* [Record excerpts]:
◇ ◇ ◇ ◇ ◇

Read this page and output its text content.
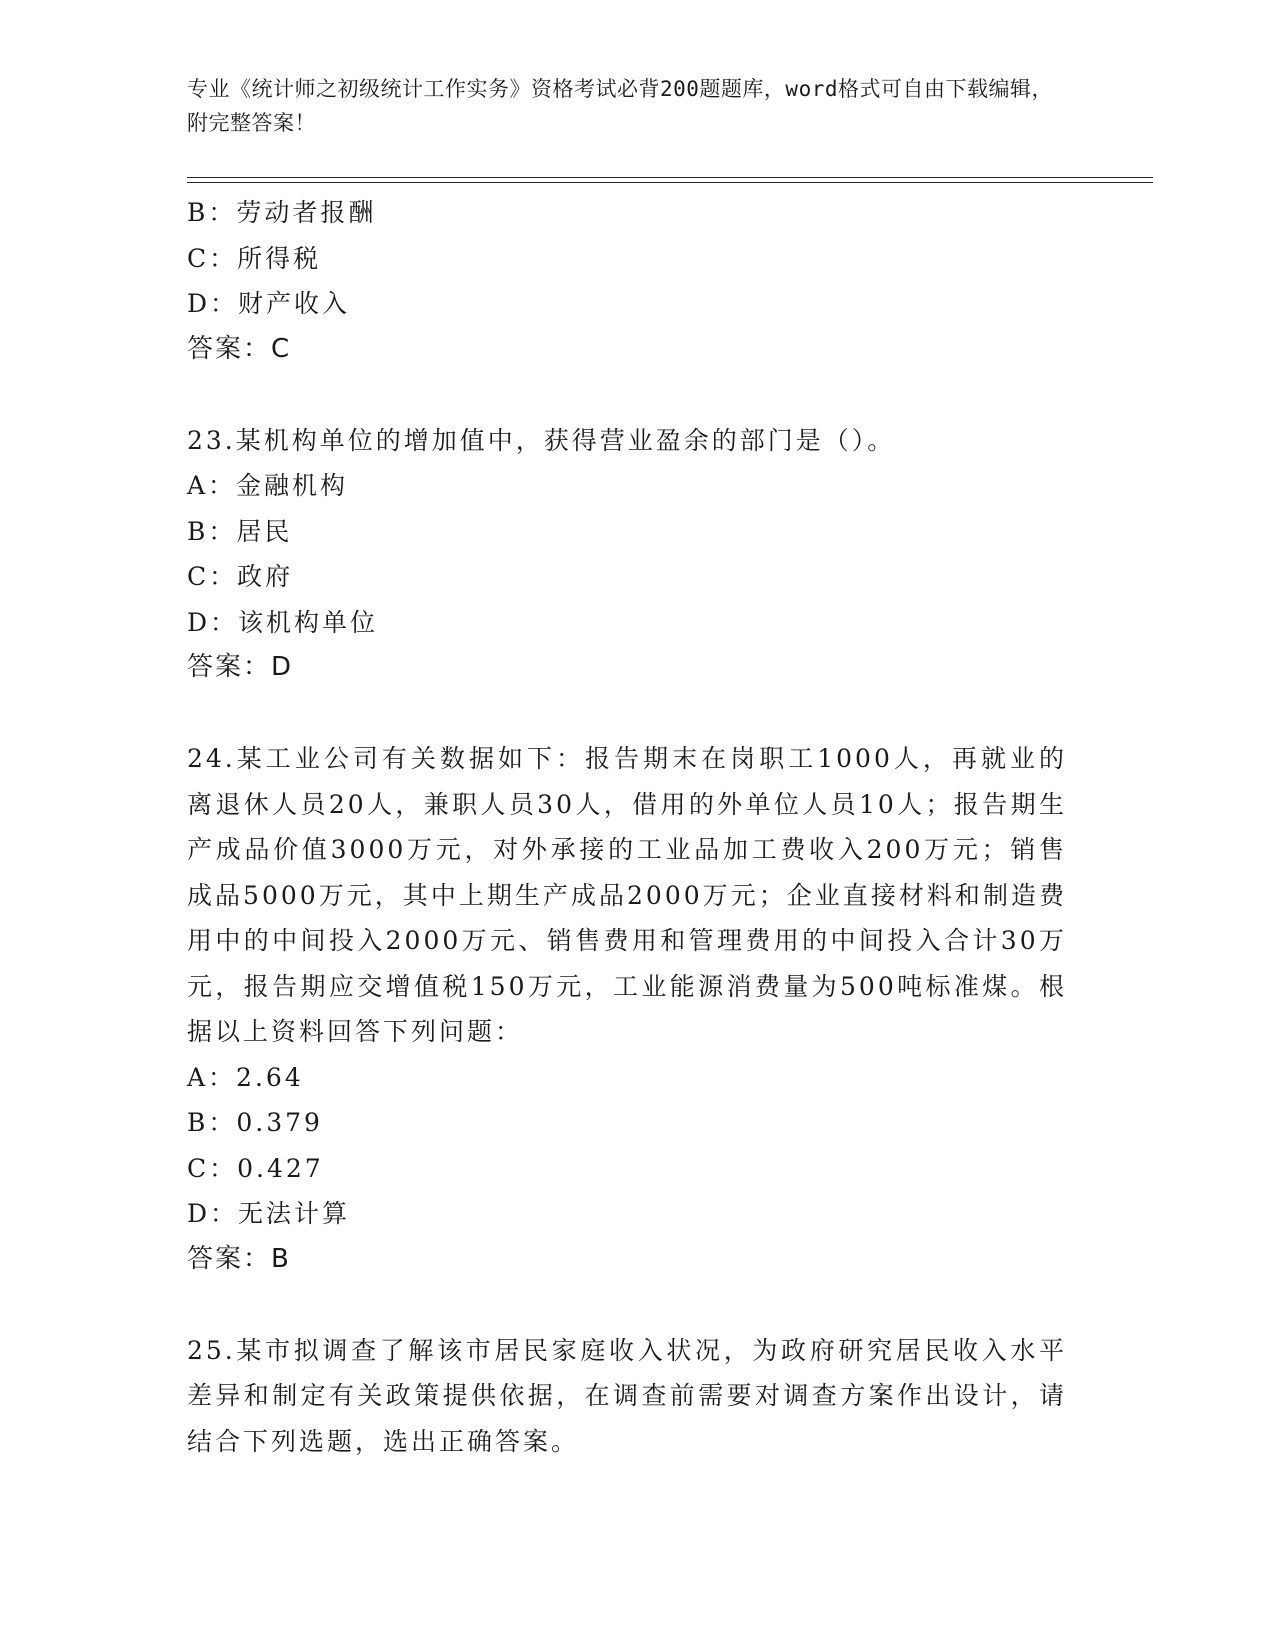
专业《统计师之初级统计工作实务》资格考试必背200题题库，word格式可自由下载编辑，附完整答案！
B：劳动者报酬
C：所得税
D：财产收入
答案：C
23.某机构单位的增加值中，获得营业盈余的部门是（）。
A：金融机构
B：居民
C：政府
D：该机构单位
答案：D
24.某工业公司有关数据如下：报告期末在岗职工1000人，再就业的离退休人员20人，兼职人员30人，借用的外单位人员10人；报告期生产成品价值3000万元，对外承接的工业品加工费收入200万元；销售成品5000万元，其中上期生产成品2000万元；企业直接材料和制造费用中的中间投入2000万元、销售费用和管理费用的中间投入合计30万元，报告期应交增值税150万元，工业能源消费量为500吨标准煤。根据以上资料回答下列问题：
A：2.64
B：0.379
C：0.427
D：无法计算
答案：B
25.某市拟调查了解该市居民家庭收入状况，为政府研究居民收入水平差异和制定有关政策提供依据，在调查前需要对调查方案作出设计，请结合下列选题，选出正确答案。
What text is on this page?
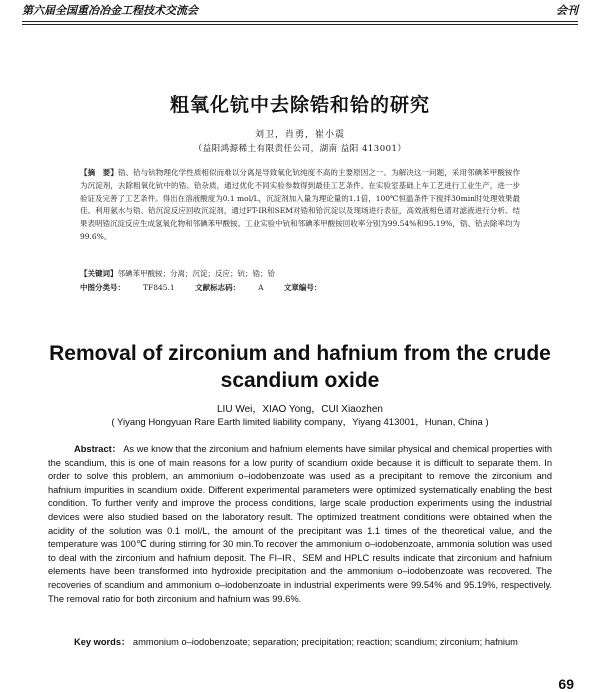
第六届全国重冶冶金工程技术交流会	会刊
粗氧化钪中去除锆和铪的研究
刘卫，肖勇，崔小震
（益阳鸿源稀土有限责任公司，湖南 益阳 413001）
【摘　要】锆、铪与钪物理化学性质相似而难以分离是导致氧化钪纯度不高的主要原因之一。为解决这一问题，采用邻碘苯甲酸铵作为沉淀剂，去除粗氧化钪中的锆、铪杂质，通过优化不同实验参数得到最佳工艺条件。在实验室基础上车工艺进行工业生产，进一步验证及完善了工艺条件。得出在溶液酸度为0.1 mol/L，沉淀剂加入量为理论量的1.1倍，100℃恒温条件下搅拌30min时处理效果最佳。利用氨水与锆、铪沉淀反应回收沉淀剂，通过FT-IR和SEM对锆和铪沉淀以及现场进行表征，高效液相色谱对滤液进行分析。结果表明锆沉淀反应生成氢氧化物和邻碘苯甲酸铵。工业实验中钪和邻碘苯甲酸铵回收率分别为99.54%和95.19%，锆、铪去除率均为99.6%。
【关键词】邻碘苯甲酸铵；分离；沉淀；反应；钪；锆；铪
中图分类号： TF845.1	文献标志码： A	文章编号：
Removal of zirconium and hafnium from the crude scandium oxide
LIU Wei，XIAO Yong，CUI Xiaozhen
( Yiyang Hongyuan Rare Earth limited liability company，Yiyang 413001，Hunan, China )
Abstract： As we know that the zirconium and hafnium elements have similar physical and chemical properties with the scandium, this is one of main reasons for a low purity of scandium oxide because it is difficult to separate them. In order to solve this problem, an ammonium o–iodobenzoate was used as a precipitant to remove the zirconium and hafnium impurities in scandium oxide. Different experimental parameters were optimized systematically enabling the best condition. To further verify and improve the process conditions, large scale production experiments using the industrial devices were also studied based on the laboratory result. The optimized treatment conditions were obtained when the acidity of the solution was 0.1 mol/L, the amount of the precipitant was 1.1 times of the theoretical value, and the temperature was 100℃ during stirring for 30 min.To recover the ammonium o–iodobenzoate, ammonia solution was used to deal with the zirconium and hafnium deposit. The FI–IR、SEM and HPLC results indicate that zirconium and hafnium elements have been transformed into hydroxide precipitation and the ammonium o–iodobenzoate was recovered. The recoveries of scandium and ammonium o–iodobenzoate in industrial experiments were 99.54% and 95.19%, respectively. The removal ratio for both zirconium and hafnium was 99.6%.
Key words： ammonium o–iodobenzoate; separation; precipitation; reaction; scandium; zirconium; hafnium
69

◇ ◇ ◇ ◇ ◇

* [Written instruction]: Pull out the lines above in which the word "page" appears.

* [Answer to the exercise]:
Read this page and output its text content.
What text is on this page?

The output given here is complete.